◆ EXERCISE PROMPT
Give back the listing underneath, unchanged and complete.

◆ INFORMATION
◆ ◆ ◆
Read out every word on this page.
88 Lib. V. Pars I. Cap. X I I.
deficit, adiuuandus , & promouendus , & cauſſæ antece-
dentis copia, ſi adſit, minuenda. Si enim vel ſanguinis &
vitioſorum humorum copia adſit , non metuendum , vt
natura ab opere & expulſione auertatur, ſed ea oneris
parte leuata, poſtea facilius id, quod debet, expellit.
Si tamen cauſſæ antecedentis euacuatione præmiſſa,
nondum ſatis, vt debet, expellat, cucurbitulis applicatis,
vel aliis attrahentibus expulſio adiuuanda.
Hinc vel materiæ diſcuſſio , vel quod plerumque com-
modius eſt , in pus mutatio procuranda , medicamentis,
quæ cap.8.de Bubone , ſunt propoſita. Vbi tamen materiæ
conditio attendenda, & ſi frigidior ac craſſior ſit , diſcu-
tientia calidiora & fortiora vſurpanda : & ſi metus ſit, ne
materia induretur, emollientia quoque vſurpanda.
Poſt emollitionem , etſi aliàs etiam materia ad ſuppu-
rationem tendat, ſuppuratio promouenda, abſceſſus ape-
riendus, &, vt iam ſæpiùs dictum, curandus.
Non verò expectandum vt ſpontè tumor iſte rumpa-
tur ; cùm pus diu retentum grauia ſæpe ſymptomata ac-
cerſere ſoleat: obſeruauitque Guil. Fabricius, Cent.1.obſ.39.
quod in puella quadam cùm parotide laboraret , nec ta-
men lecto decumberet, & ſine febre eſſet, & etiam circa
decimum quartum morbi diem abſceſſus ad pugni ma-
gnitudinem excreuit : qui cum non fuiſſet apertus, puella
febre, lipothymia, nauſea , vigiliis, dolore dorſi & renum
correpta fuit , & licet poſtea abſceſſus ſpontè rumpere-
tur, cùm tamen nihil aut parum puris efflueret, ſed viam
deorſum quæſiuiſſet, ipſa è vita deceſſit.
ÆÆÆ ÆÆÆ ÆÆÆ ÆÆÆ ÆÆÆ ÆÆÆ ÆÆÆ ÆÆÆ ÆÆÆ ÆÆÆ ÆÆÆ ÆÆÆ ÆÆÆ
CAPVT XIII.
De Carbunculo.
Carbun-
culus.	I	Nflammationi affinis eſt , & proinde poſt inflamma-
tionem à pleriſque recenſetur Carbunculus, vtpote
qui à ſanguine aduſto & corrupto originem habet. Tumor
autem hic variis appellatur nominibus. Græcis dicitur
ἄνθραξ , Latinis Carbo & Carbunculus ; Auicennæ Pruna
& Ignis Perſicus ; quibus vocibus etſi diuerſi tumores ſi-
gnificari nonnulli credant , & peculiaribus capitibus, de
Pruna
◆ ◆ ◆
◆ RESULT OF THIS EXERCISE
Read out every word on this page.
88 Lib. V. Pars I. Cap. X I I.
deficit, adiuuandus , & promouendus , & cauſſæ antece-
dentis copia, ſi adſit, minuenda. Si enim vel ſanguinis &
vitioſorum humorum copia adſit , non metuendum , vt
natura ab opere & expulſione auertatur, ſed ea oneris
parte leuata, poſtea facilius id, quod debet, expellit.
Si tamen cauſſæ antecedentis euacuatione præmiſſa,
nondum ſatis, vt debet, expellat, cucurbitulis applicatis,
vel aliis attrahentibus expulſio adiuuanda.
Hinc vel materiæ diſcuſſio , vel quod plerumque com-
modius eſt , in pus mutatio procuranda , medicamentis,
quæ cap.8.de Bubone , ſunt propoſita. Vbi tamen materiæ
conditio attendenda, & ſi frigidior ac craſſior ſit , diſcu-
tientia calidiora & fortiora vſurpanda : & ſi metus ſit, ne
materia induretur, emollientia quoque vſurpanda.
Poſt emollitionem , etſi aliàs etiam materia ad ſuppu-
rationem tendat, ſuppuratio promouenda, abſceſſus ape-
riendus, &, vt iam ſæpiùs dictum, curandus.
Non verò expectandum vt ſpontè tumor iſte rumpa-
tur ; cùm pus diu retentum grauia ſæpe ſymptomata ac-
cerſere ſoleat: obſeruauitque Guil. Fabricius, Cent.1.obſ.39.
quod in puella quadam cùm parotide laboraret , nec ta-
men lecto decumberet, & ſine febre eſſet, & etiam circa
decimum quartum morbi diem abſceſſus ad pugni ma-
gnitudinem excreuit : qui cum non fuiſſet apertus, puella
febre, lipothymia, nauſea , vigiliis, dolore dorſi & renum
correpta fuit , & licet poſtea abſceſſus ſpontè rumpere-
tur, cùm tamen nihil aut parum puris efflueret, ſed viam
deorſum quæſiuiſſet, ipſa è vita deceſſit.
ÆÆÆ ÆÆÆ ÆÆÆ ÆÆÆ ÆÆÆ ÆÆÆ ÆÆÆ ÆÆÆ ÆÆÆ ÆÆÆ ÆÆÆ ÆÆÆ ÆÆÆ
CAPVT XIII.
De Carbunculo.
Carbun-
culus.	I	Nflammationi affinis eſt , & proinde poſt inflamma-
tionem à pleriſque recenſetur Carbunculus, vtpote
qui à ſanguine aduſto & corrupto originem habet. Tumor
autem hic variis appellatur nominibus. Græcis dicitur
ἄνθραξ , Latinis Carbo & Carbunculus ; Auicennæ Pruna
& Ignis Perſicus ; quibus vocibus etſi diuerſi tumores ſi-
gnificari nonnulli credant , & peculiaribus capitibus, de
Pruna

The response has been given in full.